> Problem requirements: Your task is to copy every record exactly.

──────── Given data ────────

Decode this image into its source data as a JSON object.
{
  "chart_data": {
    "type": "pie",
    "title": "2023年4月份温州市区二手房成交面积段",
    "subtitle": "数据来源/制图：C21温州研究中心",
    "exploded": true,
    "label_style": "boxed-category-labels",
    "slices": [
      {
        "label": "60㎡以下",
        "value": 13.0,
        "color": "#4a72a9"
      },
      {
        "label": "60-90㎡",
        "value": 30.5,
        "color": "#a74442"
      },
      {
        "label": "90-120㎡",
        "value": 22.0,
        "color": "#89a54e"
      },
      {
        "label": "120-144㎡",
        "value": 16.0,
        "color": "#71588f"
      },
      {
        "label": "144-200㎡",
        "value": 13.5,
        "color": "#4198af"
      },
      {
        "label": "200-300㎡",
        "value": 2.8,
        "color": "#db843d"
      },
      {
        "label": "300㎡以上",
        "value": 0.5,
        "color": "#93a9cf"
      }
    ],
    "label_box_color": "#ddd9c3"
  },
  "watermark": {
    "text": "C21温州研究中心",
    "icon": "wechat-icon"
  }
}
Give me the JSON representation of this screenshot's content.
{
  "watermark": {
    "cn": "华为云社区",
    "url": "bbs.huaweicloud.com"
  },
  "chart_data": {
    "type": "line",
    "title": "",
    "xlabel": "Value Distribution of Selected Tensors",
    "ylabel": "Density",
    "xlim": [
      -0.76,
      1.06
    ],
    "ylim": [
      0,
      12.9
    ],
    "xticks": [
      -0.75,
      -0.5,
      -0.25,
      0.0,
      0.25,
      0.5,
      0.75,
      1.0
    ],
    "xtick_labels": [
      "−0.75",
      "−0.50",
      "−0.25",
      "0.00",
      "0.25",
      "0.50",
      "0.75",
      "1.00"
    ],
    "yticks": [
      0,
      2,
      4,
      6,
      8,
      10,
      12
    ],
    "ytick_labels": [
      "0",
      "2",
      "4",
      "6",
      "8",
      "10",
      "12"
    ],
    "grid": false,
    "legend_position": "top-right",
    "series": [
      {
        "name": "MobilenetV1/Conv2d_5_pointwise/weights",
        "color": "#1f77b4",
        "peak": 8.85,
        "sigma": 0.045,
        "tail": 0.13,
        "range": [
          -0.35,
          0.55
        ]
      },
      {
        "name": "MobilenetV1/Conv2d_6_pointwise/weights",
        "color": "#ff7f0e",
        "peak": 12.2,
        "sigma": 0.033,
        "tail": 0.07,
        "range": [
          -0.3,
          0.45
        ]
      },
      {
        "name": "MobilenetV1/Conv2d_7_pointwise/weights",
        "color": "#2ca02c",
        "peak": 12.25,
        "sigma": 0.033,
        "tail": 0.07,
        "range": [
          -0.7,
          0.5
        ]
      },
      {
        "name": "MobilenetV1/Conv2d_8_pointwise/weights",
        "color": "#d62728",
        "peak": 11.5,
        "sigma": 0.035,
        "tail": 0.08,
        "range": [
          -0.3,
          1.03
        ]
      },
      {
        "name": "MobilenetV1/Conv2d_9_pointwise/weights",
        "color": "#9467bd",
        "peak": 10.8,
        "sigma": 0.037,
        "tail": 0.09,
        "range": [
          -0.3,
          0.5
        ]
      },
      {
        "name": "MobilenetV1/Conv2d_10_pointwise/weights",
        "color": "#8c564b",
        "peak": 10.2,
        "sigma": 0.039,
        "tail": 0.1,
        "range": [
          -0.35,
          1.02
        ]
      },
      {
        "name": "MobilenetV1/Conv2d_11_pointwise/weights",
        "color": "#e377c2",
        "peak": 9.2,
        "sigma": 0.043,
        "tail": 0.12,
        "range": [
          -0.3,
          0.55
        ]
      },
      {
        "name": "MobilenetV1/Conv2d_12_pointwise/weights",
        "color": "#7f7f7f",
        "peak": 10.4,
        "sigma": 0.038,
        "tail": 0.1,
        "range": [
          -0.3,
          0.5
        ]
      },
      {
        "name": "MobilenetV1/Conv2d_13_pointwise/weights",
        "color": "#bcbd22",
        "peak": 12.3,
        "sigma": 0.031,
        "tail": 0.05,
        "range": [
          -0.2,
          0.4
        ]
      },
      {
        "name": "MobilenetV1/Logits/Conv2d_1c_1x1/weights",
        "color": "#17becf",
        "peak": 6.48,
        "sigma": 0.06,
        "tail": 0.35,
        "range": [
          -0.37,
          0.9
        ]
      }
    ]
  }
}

────────

> Solution for this problem:
Decode this image into its source data as a JSON object.
{
  "chart_data": {
    "type": "pie",
    "title": "2023年4月份温州市区二手房成交面积段",
    "subtitle": "数据来源/制图：C21温州研究中心",
    "exploded": true,
    "label_style": "boxed-category-labels",
    "slices": [
      {
        "label": "60㎡以下",
        "value": 13.0,
        "color": "#4a72a9"
      },
      {
        "label": "60-90㎡",
        "value": 30.5,
        "color": "#a74442"
      },
      {
        "label": "90-120㎡",
        "value": 22.0,
        "color": "#89a54e"
      },
      {
        "label": "120-144㎡",
        "value": 16.0,
        "color": "#71588f"
      },
      {
        "label": "144-200㎡",
        "value": 13.5,
        "color": "#4198af"
      },
      {
        "label": "200-300㎡",
        "value": 2.8,
        "color": "#db843d"
      },
      {
        "label": "300㎡以上",
        "value": 0.5,
        "color": "#93a9cf"
      }
    ],
    "label_box_color": "#ddd9c3"
  },
  "watermark": {
    "text": "C21温州研究中心",
    "icon": "wechat-icon"
  }
}
Give me the JSON representation of this screenshot's content.
{
  "watermark": {
    "cn": "华为云社区",
    "url": "bbs.huaweicloud.com"
  },
  "chart_data": {
    "type": "line",
    "title": "",
    "xlabel": "Value Distribution of Selected Tensors",
    "ylabel": "Density",
    "xlim": [
      -0.76,
      1.06
    ],
    "ylim": [
      0,
      12.9
    ],
    "xticks": [
      -0.75,
      -0.5,
      -0.25,
      0.0,
      0.25,
      0.5,
      0.75,
      1.0
    ],
    "xtick_labels": [
      "−0.75",
      "−0.50",
      "−0.25",
      "0.00",
      "0.25",
      "0.50",
      "0.75",
      "1.00"
    ],
    "yticks": [
      0,
      2,
      4,
      6,
      8,
      10,
      12
    ],
    "ytick_labels": [
      "0",
      "2",
      "4",
      "6",
      "8",
      "10",
      "12"
    ],
    "grid": false,
    "legend_position": "top-right",
    "series": [
      {
        "name": "MobilenetV1/Conv2d_5_pointwise/weights",
        "color": "#1f77b4",
        "peak": 8.85,
        "sigma": 0.045,
        "tail": 0.13,
        "range": [
          -0.35,
          0.55
        ]
      },
      {
        "name": "MobilenetV1/Conv2d_6_pointwise/weights",
        "color": "#ff7f0e",
        "peak": 12.2,
        "sigma": 0.033,
        "tail": 0.07,
        "range": [
          -0.3,
          0.45
        ]
      },
      {
        "name": "MobilenetV1/Conv2d_7_pointwise/weights",
        "color": "#2ca02c",
        "peak": 12.25,
        "sigma": 0.033,
        "tail": 0.07,
        "range": [
          -0.7,
          0.5
        ]
      },
      {
        "name": "MobilenetV1/Conv2d_8_pointwise/weights",
        "color": "#d62728",
        "peak": 11.5,
        "sigma": 0.035,
        "tail": 0.08,
        "range": [
          -0.3,
          1.03
        ]
      },
      {
        "name": "MobilenetV1/Conv2d_9_pointwise/weights",
        "color": "#9467bd",
        "peak": 10.8,
        "sigma": 0.037,
        "tail": 0.09,
        "range": [
          -0.3,
          0.5
        ]
      },
      {
        "name": "MobilenetV1/Conv2d_10_pointwise/weights",
        "color": "#8c564b",
        "peak": 10.2,
        "sigma": 0.039,
        "tail": 0.1,
        "range": [
          -0.35,
          1.02
        ]
      },
      {
        "name": "MobilenetV1/Conv2d_11_pointwise/weights",
        "color": "#e377c2",
        "peak": 9.2,
        "sigma": 0.043,
        "tail": 0.12,
        "range": [
          -0.3,
          0.55
        ]
      },
      {
        "name": "MobilenetV1/Conv2d_12_pointwise/weights",
        "color": "#7f7f7f",
        "peak": 10.4,
        "sigma": 0.038,
        "tail": 0.1,
        "range": [
          -0.3,
          0.5
        ]
      },
      {
        "name": "MobilenetV1/Conv2d_13_pointwise/weights",
        "color": "#bcbd22",
        "peak": 12.3,
        "sigma": 0.031,
        "tail": 0.05,
        "range": [
          -0.2,
          0.4
        ]
      },
      {
        "name": "MobilenetV1/Logits/Conv2d_1c_1x1/weights",
        "color": "#17becf",
        "peak": 6.48,
        "sigma": 0.06,
        "tail": 0.35,
        "range": [
          -0.37,
          0.9
        ]
      }
    ]
  }
}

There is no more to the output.